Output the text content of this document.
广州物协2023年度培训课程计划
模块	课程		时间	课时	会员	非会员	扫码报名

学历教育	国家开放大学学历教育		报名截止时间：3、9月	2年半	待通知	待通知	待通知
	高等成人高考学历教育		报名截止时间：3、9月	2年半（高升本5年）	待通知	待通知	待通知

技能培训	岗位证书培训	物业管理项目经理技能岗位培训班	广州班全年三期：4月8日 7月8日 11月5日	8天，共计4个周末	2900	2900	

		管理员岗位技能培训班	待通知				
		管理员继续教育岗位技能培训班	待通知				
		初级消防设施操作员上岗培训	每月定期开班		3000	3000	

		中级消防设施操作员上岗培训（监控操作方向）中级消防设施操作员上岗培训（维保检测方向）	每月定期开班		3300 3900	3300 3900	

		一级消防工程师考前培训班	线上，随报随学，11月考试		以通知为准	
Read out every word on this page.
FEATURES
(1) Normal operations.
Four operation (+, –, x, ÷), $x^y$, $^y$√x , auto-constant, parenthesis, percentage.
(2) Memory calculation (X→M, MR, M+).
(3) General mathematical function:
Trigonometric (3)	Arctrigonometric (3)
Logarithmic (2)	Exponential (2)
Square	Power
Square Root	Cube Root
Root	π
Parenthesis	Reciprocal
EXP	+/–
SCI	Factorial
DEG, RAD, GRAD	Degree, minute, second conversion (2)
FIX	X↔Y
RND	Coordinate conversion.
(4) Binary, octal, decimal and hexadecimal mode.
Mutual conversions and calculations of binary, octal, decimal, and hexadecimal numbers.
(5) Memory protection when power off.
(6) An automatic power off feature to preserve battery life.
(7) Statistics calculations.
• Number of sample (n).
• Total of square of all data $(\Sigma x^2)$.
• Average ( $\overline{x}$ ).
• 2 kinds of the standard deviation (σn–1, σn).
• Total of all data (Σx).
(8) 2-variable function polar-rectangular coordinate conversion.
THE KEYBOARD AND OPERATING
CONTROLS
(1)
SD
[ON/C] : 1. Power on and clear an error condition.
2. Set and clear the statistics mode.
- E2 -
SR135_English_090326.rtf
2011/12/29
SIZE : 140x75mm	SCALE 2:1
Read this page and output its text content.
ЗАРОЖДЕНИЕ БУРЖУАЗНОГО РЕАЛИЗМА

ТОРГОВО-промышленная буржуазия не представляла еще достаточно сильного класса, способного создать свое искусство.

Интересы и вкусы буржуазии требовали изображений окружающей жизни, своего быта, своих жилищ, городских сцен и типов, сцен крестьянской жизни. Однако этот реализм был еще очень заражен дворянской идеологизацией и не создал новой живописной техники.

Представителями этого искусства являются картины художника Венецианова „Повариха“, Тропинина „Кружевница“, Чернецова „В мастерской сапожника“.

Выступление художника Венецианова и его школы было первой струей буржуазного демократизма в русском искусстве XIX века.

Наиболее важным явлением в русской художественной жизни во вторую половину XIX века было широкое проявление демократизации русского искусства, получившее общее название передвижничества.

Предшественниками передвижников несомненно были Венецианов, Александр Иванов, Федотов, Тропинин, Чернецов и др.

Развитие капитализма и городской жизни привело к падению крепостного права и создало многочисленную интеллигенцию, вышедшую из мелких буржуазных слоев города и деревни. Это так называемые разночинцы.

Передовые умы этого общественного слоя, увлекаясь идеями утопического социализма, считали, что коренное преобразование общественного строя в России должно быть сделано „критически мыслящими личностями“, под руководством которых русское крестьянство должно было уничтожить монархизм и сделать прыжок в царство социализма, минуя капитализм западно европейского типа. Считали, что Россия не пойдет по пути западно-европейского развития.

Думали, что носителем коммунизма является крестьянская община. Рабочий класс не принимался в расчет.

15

######

Exactly reproduce every line of the data above.

Output the text content of this document.
广州物协2023年度培训课程计划
模块	课程		时间	课时	会员	非会员	扫码报名

学历教育	国家开放大学学历教育		报名截止时间：3、9月	2年半	待通知	待通知	待通知
	高等成人高考学历教育		报名截止时间：3、9月	2年半（高升本5年）	待通知	待通知	待通知

技能培训	岗位证书培训	物业管理项目经理技能岗位培训班	广州班全年三期：4月8日 7月8日 11月5日	8天，共计4个周末	2900	2900	

		管理员岗位技能培训班	待通知				
		管理员继续教育岗位技能培训班	待通知				
		初级消防设施操作员上岗培训	每月定期开班		3000	3000	

		中级消防设施操作员上岗培训（监控操作方向）中级消防设施操作员上岗培训（维保检测方向）	每月定期开班		3300 3900	3300 3900	

		一级消防工程师考前培训班	线上，随报随学，11月考试		以通知为准	
Read out every word on this page.
FEATURES
(1) Normal operations.
Four operation (+, –, x, ÷), $x^y$, $^y$√x , auto-constant, parenthesis, percentage.
(2) Memory calculation (X→M, MR, M+).
(3) General mathematical function:
Trigonometric (3)	Arctrigonometric (3)
Logarithmic (2)	Exponential (2)
Square	Power
Square Root	Cube Root
Root	π
Parenthesis	Reciprocal
EXP	+/–
SCI	Factorial
DEG, RAD, GRAD	Degree, minute, second conversion (2)
FIX	X↔Y
RND	Coordinate conversion.
(4) Binary, octal, decimal and hexadecimal mode.
Mutual conversions and calculations of binary, octal, decimal, and hexadecimal numbers.
(5) Memory protection when power off.
(6) An automatic power off feature to preserve battery life.
(7) Statistics calculations.
• Number of sample (n).
• Total of square of all data $(\Sigma x^2)$.
• Average ( $\overline{x}$ ).
• 2 kinds of the standard deviation (σn–1, σn).
• Total of all data (Σx).
(8) 2-variable function polar-rectangular coordinate conversion.
THE KEYBOARD AND OPERATING
CONTROLS
(1)
SD
[ON/C] : 1. Power on and clear an error condition.
2. Set and clear the statistics mode.
- E2 -
SR135_English_090326.rtf
2011/12/29
SIZE : 140x75mm	SCALE 2:1
Read this page and output its text content.
ЗАРОЖДЕНИЕ БУРЖУАЗНОГО РЕАЛИЗМА

ТОРГОВО-промышленная буржуазия не представляла еще достаточно сильного класса, способного создать свое искусство.

Интересы и вкусы буржуазии требовали изображений окружающей жизни, своего быта, своих жилищ, городских сцен и типов, сцен крестьянской жизни. Однако этот реализм был еще очень заражен дворянской идеологизацией и не создал новой живописной техники.

Представителями этого искусства являются картины художника Венецианова „Повариха“, Тропинина „Кружевница“, Чернецова „В мастерской сапожника“.

Выступление художника Венецианова и его школы было первой струей буржуазного демократизма в русском искусстве XIX века.

Наиболее важным явлением в русской художественной жизни во вторую половину XIX века было широкое проявление демократизации русского искусства, получившее общее название передвижничества.

Предшественниками передвижников несомненно были Венецианов, Александр Иванов, Федотов, Тропинин, Чернецов и др.

Развитие капитализма и городской жизни привело к падению крепостного права и создало многочисленную интеллигенцию, вышедшую из мелких буржуазных слоев города и деревни. Это так называемые разночинцы.

Передовые умы этого общественного слоя, увлекаясь идеями утопического социализма, считали, что коренное преобразование общественного строя в России должно быть сделано „критически мыслящими личностями“, под руководством которых русское крестьянство должно было уничтожить монархизм и сделать прыжок в царство социализма, минуя капитализм западно европейского типа. Считали, что Россия не пойдет по пути западно-европейского развития.

Думали, что носителем коммунизма является крестьянская община. Рабочий класс не принимался в расчет.

15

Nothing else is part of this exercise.